_Short problem:_ Update the items from the very first line down through the line containing "event-label-line1: First Case" by changing "Visitors" to "Travelers" and leaving everything else untouched.

Records from a data source

□ □ □ □ □

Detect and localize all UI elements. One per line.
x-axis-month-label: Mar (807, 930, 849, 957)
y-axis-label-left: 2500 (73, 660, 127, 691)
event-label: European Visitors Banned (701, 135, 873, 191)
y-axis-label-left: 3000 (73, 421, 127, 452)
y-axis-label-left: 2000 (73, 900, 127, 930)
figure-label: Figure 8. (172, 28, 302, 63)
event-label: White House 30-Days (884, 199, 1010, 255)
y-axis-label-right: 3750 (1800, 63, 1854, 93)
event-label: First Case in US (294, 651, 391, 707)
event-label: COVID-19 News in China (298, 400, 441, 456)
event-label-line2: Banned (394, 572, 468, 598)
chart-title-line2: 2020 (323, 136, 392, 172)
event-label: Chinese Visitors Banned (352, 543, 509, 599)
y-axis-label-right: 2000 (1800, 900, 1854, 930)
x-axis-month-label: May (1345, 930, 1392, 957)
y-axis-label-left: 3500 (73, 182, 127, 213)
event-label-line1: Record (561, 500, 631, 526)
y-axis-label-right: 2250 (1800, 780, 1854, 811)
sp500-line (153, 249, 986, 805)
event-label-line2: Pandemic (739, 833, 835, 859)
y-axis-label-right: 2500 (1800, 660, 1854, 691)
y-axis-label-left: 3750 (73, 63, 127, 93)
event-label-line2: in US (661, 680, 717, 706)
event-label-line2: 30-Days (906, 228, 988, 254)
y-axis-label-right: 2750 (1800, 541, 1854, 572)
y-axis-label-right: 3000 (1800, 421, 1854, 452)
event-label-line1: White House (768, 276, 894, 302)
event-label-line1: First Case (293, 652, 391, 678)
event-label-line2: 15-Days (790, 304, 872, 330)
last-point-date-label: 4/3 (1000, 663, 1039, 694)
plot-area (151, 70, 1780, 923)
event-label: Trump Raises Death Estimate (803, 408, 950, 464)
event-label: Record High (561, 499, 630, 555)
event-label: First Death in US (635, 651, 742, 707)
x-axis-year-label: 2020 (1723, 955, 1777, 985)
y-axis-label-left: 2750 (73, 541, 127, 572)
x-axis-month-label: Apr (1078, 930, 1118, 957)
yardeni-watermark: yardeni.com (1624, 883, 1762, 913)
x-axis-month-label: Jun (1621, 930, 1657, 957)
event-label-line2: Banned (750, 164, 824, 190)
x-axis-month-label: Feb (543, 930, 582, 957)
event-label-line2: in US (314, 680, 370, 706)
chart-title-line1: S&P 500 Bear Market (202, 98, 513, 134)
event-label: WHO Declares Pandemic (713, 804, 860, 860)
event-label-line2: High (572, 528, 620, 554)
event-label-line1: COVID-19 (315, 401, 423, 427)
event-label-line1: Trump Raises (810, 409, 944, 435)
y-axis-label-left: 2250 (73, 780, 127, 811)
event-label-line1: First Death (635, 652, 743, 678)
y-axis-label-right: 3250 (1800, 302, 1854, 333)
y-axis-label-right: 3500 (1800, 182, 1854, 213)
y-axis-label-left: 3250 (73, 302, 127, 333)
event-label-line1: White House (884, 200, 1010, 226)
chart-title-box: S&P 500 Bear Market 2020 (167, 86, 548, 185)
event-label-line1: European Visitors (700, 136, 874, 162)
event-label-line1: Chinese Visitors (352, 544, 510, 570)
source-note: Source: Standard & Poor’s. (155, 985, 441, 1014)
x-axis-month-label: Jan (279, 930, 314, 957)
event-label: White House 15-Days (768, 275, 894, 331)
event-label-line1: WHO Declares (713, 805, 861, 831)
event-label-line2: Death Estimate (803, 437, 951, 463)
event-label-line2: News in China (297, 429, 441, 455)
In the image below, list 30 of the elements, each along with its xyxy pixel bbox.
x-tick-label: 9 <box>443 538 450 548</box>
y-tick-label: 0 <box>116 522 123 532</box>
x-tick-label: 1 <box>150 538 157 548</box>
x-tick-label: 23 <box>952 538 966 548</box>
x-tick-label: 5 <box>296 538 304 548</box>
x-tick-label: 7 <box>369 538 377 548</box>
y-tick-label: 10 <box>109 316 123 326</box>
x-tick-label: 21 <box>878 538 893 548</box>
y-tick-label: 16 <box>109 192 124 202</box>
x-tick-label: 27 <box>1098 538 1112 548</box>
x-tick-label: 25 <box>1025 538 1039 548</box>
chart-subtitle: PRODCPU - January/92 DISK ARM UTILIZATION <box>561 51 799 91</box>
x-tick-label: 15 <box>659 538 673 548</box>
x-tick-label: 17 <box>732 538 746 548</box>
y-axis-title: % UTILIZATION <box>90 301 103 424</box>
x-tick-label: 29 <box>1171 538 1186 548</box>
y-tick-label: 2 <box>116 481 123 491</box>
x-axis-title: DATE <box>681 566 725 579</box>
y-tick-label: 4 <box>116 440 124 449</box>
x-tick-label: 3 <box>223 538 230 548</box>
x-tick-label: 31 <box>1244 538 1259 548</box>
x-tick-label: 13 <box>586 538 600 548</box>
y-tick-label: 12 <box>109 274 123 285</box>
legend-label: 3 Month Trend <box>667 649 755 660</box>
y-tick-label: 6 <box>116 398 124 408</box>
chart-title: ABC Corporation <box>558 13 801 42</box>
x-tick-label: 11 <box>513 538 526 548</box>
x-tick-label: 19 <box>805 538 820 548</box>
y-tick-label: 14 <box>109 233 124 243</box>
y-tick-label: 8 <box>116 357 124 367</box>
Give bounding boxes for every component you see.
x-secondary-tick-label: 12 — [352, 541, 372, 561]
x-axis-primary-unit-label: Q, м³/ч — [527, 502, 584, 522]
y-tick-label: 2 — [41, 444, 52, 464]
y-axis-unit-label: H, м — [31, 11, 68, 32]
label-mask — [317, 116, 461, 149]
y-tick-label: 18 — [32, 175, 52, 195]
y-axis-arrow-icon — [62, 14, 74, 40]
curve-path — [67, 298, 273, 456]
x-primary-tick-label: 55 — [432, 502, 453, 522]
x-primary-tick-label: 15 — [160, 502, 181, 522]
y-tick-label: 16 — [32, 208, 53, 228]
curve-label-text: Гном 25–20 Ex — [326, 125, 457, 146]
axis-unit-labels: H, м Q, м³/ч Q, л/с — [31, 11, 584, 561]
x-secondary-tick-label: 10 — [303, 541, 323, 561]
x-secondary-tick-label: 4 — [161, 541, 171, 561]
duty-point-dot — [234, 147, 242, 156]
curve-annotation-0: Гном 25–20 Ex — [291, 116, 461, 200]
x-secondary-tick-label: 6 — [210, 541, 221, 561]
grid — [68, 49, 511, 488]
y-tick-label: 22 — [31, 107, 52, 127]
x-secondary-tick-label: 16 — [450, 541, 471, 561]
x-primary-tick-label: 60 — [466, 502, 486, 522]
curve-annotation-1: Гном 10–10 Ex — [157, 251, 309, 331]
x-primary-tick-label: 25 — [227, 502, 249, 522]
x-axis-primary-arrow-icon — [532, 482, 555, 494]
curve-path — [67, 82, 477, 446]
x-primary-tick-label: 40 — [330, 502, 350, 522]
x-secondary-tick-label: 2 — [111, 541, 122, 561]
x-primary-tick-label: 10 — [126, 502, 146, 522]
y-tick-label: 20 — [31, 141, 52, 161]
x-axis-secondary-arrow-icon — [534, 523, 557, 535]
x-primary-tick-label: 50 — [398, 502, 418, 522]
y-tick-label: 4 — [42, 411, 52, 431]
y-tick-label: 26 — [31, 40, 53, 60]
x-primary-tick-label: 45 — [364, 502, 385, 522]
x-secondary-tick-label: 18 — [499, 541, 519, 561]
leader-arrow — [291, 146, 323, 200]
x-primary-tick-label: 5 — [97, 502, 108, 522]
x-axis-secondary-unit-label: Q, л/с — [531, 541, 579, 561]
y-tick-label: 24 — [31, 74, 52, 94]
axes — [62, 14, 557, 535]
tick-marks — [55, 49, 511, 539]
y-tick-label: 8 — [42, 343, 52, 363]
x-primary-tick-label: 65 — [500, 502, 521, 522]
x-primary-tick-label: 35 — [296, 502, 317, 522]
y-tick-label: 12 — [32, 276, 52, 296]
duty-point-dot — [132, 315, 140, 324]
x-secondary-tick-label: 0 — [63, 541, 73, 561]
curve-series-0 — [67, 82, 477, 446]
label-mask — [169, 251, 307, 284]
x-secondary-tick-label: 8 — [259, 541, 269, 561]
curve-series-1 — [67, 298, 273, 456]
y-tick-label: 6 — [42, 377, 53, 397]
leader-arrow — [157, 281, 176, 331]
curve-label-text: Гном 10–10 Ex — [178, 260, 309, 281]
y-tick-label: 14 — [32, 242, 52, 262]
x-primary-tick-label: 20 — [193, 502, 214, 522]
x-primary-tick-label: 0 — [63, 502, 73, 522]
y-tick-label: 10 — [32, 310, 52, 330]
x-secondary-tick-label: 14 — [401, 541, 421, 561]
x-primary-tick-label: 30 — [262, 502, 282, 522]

□ □ □ □ □

_The answer:_
Detect and localize all UI elements. One per line.
x-axis-month-label: Mar (807, 930, 849, 957)
y-axis-label-left: 2500 (73, 660, 127, 691)
event-label: European Travelers Banned (701, 135, 873, 191)
y-axis-label-left: 3000 (73, 421, 127, 452)
y-axis-label-left: 2000 (73, 900, 127, 930)
figure-label: Figure 8. (172, 28, 302, 63)
event-label: White House 30-Days (884, 199, 1010, 255)
y-axis-label-right: 3750 (1800, 63, 1854, 93)
event-label: First Case in US (294, 651, 391, 707)
event-label: COVID-19 News in China (298, 400, 441, 456)
event-label-line2: Banned (394, 572, 468, 598)
chart-title-line2: 2020 (323, 136, 392, 172)
event-label: Chinese Travelers Banned (352, 543, 509, 599)
y-axis-label-right: 2000 (1800, 900, 1854, 930)
x-axis-month-label: May (1345, 930, 1392, 957)
y-axis-label-left: 3500 (73, 182, 127, 213)
event-label-line1: Record (561, 500, 631, 526)
y-axis-label-right: 2250 (1800, 780, 1854, 811)
sp500-line (153, 249, 986, 805)
event-label-line2: Pandemic (739, 833, 835, 859)
y-axis-label-right: 2500 (1800, 660, 1854, 691)
y-axis-label-left: 3750 (73, 63, 127, 93)
event-label-line2: in US (661, 680, 717, 706)
event-label-line2: 30-Days (906, 228, 988, 254)
y-axis-label-right: 2750 (1800, 541, 1854, 572)
y-axis-label-right: 3000 (1800, 421, 1854, 452)
event-label-line1: White House (768, 276, 894, 302)
event-label-line1: First Case (293, 652, 391, 678)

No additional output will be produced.